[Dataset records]
>> Begin

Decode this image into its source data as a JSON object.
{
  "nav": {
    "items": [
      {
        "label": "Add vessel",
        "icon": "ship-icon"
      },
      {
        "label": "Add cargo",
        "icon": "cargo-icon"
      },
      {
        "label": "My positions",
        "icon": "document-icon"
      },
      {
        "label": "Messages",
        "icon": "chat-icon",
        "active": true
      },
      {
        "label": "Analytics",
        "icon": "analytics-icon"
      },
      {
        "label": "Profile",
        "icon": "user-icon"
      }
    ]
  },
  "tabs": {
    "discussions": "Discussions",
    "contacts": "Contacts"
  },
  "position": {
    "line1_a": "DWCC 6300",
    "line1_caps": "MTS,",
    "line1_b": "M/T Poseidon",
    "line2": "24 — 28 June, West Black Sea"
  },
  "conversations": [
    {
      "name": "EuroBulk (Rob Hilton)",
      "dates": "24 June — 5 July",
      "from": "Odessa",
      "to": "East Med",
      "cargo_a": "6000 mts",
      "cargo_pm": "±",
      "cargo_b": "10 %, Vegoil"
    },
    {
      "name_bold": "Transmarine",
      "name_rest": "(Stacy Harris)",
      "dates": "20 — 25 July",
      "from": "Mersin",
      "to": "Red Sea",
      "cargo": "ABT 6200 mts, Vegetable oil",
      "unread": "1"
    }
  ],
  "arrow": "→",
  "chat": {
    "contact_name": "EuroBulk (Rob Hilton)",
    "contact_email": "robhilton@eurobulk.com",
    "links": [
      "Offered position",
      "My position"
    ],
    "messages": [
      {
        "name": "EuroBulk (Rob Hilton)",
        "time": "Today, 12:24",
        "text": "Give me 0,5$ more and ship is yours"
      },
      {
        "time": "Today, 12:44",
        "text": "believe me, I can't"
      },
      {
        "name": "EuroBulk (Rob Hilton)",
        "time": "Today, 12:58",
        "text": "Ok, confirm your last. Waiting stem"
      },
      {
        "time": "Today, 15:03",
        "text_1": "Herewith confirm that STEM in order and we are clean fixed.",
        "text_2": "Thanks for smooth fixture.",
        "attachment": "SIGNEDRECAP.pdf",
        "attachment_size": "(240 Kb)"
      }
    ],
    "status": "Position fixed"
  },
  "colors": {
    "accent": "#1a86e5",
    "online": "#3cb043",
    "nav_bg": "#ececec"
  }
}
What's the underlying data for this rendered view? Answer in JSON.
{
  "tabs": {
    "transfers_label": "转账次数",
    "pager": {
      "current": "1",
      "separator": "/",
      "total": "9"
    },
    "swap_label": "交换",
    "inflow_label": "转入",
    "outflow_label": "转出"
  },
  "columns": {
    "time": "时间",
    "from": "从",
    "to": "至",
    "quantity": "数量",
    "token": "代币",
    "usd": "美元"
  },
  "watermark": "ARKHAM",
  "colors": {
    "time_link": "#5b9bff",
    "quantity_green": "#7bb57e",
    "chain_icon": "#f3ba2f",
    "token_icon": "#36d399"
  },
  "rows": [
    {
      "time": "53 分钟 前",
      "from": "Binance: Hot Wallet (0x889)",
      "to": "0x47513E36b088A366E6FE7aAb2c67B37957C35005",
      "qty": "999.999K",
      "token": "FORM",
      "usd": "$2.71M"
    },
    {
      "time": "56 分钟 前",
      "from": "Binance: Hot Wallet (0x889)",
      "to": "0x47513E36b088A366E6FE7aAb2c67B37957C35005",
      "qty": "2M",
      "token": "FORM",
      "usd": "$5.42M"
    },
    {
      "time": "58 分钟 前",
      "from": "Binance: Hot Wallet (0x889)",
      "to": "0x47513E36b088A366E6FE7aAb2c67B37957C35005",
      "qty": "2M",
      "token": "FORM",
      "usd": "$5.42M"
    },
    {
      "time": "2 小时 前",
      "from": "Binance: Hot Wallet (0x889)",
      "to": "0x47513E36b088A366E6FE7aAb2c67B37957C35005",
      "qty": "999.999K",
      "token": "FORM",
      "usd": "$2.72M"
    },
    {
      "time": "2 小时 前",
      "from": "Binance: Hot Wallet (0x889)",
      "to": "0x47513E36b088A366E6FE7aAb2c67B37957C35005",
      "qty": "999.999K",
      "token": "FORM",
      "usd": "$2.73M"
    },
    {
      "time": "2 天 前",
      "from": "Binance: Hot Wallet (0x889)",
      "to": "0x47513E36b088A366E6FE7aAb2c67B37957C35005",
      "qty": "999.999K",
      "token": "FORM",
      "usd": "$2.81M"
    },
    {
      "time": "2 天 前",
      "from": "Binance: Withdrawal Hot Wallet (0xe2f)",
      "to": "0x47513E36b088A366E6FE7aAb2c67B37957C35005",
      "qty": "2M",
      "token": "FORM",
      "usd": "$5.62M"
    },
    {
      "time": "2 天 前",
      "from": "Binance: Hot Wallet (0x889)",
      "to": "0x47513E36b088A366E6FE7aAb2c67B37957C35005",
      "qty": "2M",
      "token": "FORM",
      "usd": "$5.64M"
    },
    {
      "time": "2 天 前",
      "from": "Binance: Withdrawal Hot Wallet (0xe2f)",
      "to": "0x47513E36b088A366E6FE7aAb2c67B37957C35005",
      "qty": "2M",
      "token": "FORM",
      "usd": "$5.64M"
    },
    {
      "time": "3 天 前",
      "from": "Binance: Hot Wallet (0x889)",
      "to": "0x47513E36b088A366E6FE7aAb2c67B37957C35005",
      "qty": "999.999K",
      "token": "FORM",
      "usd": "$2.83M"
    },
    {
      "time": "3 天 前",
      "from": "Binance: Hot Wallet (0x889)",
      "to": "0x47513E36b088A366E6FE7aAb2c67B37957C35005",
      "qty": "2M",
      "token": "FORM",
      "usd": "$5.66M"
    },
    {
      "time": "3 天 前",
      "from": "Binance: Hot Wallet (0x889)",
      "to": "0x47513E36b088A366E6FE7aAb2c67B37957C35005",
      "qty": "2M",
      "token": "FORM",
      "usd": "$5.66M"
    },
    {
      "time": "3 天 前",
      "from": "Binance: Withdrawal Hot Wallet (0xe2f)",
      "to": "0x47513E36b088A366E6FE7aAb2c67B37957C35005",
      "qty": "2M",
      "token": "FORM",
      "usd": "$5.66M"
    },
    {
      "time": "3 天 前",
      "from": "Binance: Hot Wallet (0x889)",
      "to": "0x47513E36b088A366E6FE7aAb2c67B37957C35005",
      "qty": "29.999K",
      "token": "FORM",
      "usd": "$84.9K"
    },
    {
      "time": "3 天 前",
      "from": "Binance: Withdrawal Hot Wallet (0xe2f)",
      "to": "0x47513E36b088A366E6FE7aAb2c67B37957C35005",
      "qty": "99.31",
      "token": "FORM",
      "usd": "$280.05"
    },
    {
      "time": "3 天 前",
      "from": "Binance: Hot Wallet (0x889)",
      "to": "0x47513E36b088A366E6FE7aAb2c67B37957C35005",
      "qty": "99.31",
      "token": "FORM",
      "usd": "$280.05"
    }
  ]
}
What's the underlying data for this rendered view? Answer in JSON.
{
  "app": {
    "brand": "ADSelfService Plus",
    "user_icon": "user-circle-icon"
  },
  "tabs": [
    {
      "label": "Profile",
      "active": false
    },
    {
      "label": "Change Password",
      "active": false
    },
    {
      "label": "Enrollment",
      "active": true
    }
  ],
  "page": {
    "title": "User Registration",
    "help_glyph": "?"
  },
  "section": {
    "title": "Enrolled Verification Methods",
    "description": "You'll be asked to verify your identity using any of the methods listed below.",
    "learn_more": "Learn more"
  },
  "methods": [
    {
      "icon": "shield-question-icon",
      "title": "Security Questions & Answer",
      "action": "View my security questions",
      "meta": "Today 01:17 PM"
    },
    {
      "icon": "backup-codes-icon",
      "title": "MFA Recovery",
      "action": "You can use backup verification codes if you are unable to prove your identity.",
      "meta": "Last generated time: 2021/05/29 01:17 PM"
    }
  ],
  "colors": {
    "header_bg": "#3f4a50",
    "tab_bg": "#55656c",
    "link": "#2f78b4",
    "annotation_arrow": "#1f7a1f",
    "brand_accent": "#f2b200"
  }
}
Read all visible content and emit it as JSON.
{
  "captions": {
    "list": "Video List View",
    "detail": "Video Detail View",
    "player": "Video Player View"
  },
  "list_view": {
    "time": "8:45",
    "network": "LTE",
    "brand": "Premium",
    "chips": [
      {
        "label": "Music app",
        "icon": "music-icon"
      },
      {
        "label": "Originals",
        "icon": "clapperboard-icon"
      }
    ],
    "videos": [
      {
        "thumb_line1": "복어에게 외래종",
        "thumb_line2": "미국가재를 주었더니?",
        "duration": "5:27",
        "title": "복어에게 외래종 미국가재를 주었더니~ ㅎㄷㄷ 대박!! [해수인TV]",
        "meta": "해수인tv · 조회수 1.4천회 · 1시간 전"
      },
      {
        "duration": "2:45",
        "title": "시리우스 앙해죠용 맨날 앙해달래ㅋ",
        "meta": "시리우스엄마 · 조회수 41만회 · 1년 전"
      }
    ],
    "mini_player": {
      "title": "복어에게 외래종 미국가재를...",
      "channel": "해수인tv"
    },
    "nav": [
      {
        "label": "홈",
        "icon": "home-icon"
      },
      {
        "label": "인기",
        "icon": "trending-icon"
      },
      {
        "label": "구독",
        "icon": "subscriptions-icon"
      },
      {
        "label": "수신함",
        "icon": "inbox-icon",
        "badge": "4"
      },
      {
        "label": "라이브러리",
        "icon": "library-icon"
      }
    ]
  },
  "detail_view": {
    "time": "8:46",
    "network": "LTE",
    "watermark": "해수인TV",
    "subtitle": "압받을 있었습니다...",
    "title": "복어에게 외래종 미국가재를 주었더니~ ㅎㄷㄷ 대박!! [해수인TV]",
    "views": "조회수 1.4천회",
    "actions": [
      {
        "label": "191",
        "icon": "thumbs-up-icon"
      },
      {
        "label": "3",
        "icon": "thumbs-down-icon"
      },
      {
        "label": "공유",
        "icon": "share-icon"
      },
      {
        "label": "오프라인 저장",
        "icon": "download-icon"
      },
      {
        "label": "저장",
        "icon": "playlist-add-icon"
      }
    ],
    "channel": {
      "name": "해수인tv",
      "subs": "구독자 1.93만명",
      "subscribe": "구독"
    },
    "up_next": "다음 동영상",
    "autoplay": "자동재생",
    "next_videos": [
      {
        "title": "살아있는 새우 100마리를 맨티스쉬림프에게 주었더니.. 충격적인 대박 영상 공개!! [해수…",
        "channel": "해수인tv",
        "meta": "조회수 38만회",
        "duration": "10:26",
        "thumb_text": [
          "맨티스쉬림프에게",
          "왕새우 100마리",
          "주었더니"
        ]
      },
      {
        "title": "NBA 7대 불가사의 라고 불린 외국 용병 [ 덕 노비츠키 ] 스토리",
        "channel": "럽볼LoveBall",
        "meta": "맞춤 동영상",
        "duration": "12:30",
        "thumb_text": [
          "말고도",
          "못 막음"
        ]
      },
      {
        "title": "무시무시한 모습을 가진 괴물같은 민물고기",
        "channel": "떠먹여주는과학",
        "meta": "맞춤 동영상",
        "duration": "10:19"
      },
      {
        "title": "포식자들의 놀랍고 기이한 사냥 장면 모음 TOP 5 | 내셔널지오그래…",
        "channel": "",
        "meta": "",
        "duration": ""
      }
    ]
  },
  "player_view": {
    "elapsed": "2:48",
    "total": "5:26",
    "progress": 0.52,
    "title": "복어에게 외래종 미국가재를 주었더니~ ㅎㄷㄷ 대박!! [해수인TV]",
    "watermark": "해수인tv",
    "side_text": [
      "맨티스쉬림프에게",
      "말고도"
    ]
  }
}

>> End

Working from the listing above, pick out every line that has "Today" and copy it.

> _Response_:
        "time": "Today, 12:24",
        "time": "Today, 12:44",
        "time": "Today, 12:58",
        "time": "Today, 15:03",
      "meta": "Today 01:17 PM"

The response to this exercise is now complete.